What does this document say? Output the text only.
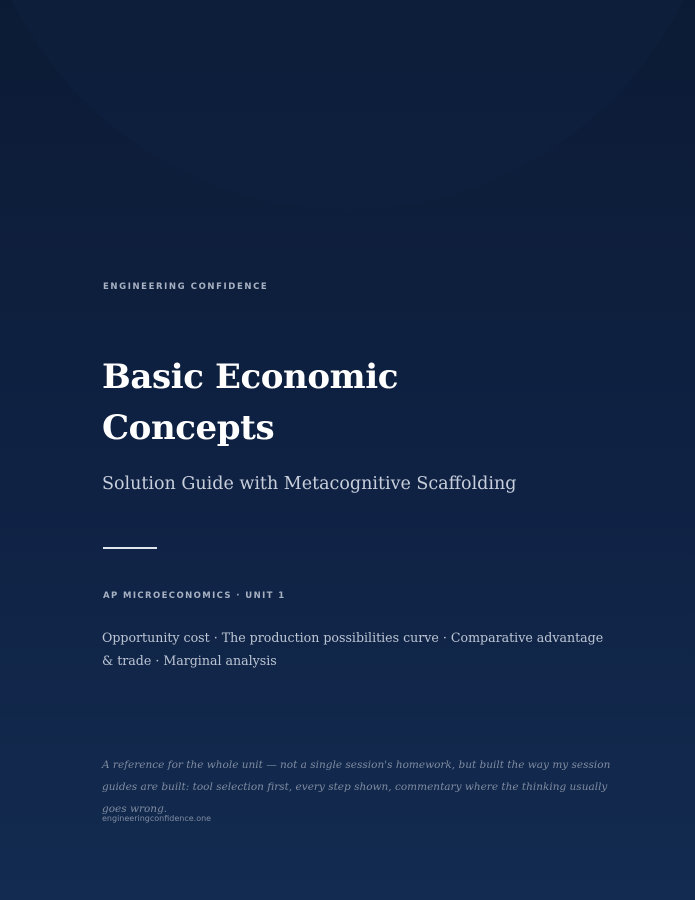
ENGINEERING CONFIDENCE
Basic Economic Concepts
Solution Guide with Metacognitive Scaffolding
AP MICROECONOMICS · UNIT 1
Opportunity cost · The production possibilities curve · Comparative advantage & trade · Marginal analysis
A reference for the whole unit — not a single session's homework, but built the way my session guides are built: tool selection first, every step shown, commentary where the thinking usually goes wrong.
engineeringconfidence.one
+--
◆ **Exercise goal**: Pictures are excluded; copy every other part of the records exactly.

◆ **Output below**:
What does this document say? Output the text only.
ENGINEERING CONFIDENCE
Basic Economic Concepts
Solution Guide with Metacognitive Scaffolding
AP MICROECONOMICS · UNIT 1
Opportunity cost · The production possibilities curve · Comparative advantage & trade · Marginal analysis
A reference for the whole unit — not a single session's homework, but built the way my session guides are built: tool selection first, every step shown, commentary where the thinking usually goes wrong.
engineeringconfidence.one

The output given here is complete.